Excerpted text

Putting the best face on it

Litigation in the Era of 24-Hour Cable News



By James F. Haggerty


As lawyers across the country have watched a string of high-profile criminal and civil cases unfold over the past year or so — not just in the courthouse, but on CNN, in the Wall Street Journal, and in the weekly news magazines I can almost hear an audible sigh:

 
“Whew… I’m glad I don’t have to run that media gauntlet.”

 
Well, not yet. But soon.

 
“Luckily, I don’t work on matters that would attract so high a level of media interest.”

 
True, but if your client is an electronics manufacturer, Electrical Engineering Times may be as important as the New York Times. And if you are practicing in Miami, the South Florida Business Journal is almost certainly as important as the Wall Street Journal.

 
“The best response is always: No Comment.”

 
As Winston Churchill once said: “Never, never, never, never.”

 
Let’s face it: Most of us will never confront a feeding frenzy on the scale of Martha or Kobe or Michael, but in this media age, I can assure you that at some point in your work, you too will make an appearance in “the court of public opinion.” And in this information age, how well you navigate your client through the media minefield will be as important an element of effective representation as legal research, advocacy skills and negotiation.

Supplied information

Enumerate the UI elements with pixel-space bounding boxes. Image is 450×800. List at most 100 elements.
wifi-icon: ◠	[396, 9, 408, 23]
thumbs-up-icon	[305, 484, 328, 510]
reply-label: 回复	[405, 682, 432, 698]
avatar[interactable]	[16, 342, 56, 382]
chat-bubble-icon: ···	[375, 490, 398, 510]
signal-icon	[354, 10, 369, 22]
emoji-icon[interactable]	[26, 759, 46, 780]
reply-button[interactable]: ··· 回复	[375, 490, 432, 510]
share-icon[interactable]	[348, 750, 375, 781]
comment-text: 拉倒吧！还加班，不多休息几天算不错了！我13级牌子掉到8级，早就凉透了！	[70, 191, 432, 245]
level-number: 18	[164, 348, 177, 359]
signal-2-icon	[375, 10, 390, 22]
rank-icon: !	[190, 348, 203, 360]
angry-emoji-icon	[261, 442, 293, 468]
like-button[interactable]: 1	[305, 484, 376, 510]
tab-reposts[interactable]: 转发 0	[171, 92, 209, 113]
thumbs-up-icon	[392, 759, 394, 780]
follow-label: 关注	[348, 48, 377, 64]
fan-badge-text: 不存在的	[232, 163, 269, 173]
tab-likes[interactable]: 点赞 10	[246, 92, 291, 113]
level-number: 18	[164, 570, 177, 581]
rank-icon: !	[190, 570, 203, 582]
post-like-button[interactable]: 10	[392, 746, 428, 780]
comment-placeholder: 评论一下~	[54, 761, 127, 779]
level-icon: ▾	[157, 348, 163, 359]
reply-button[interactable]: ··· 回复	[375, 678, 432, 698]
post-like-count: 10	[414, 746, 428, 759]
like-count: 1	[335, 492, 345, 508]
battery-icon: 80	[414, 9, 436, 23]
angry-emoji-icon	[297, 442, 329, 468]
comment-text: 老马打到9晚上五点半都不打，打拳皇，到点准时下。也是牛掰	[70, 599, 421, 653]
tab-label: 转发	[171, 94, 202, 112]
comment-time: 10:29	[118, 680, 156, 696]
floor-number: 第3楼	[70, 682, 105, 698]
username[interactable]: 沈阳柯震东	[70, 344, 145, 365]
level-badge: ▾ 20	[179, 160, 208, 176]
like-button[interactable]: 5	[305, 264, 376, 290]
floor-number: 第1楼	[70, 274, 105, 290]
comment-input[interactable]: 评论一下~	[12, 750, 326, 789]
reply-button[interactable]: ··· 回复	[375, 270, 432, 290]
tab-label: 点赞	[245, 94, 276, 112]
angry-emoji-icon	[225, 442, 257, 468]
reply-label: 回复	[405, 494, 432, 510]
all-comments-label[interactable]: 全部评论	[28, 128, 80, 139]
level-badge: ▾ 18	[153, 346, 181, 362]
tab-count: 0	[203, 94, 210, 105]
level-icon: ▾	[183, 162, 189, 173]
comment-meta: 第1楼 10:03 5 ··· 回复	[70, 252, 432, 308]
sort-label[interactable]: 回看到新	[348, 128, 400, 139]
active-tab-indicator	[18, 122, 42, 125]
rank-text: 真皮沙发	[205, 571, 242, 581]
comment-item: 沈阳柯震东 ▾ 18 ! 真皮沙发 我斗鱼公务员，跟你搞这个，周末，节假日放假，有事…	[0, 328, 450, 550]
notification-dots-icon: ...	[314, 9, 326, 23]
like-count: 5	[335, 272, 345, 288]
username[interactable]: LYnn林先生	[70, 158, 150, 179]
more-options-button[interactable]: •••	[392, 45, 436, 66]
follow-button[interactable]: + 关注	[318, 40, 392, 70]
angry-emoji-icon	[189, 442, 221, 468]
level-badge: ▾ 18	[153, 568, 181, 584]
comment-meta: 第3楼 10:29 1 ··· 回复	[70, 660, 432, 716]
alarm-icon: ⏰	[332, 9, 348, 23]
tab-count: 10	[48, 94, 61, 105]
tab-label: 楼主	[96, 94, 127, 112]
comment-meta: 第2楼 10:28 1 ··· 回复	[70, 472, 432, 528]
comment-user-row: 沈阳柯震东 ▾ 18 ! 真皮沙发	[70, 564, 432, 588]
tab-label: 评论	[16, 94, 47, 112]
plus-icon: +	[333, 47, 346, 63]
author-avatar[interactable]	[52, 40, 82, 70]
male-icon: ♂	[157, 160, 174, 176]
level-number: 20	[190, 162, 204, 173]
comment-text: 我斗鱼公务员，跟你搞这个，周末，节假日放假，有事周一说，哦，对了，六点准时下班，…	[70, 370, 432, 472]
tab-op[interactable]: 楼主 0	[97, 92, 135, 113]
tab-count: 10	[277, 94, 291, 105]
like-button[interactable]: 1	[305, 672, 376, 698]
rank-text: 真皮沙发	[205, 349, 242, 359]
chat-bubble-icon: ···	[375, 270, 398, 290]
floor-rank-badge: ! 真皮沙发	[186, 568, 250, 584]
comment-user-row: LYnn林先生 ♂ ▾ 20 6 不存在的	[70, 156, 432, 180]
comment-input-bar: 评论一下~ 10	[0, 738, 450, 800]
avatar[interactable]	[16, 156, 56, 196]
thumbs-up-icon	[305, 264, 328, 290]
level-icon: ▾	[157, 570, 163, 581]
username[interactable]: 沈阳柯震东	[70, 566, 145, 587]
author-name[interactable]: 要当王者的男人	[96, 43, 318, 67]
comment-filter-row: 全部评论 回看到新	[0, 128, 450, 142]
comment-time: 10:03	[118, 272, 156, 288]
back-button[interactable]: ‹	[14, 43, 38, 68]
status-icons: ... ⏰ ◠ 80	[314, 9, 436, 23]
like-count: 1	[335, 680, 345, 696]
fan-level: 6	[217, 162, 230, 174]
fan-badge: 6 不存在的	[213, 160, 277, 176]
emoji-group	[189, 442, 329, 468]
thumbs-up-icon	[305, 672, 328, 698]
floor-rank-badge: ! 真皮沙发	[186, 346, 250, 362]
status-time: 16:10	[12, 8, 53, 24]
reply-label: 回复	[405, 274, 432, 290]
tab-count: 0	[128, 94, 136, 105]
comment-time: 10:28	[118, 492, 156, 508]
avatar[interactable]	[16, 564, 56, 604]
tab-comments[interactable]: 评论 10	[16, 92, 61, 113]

To-do list
A – List every newspaper or journal that the article on litigation and cable news names by title.
B – Answer these questions from the article on litigation and cable news:
(i) Who wrote the article?
(ii) In which city's practice is the South Florida Business Journal said to matter?
(iii) Who is quoted as saying "Never, never, never, never."?

Per-task outputs
A –
- Wall Street Journal
- Electrical Engineering Times
- New York Times
- South Florida Business Journal

B –
(i) James F. Haggerty
(ii) Miami
(iii) Winston Churchill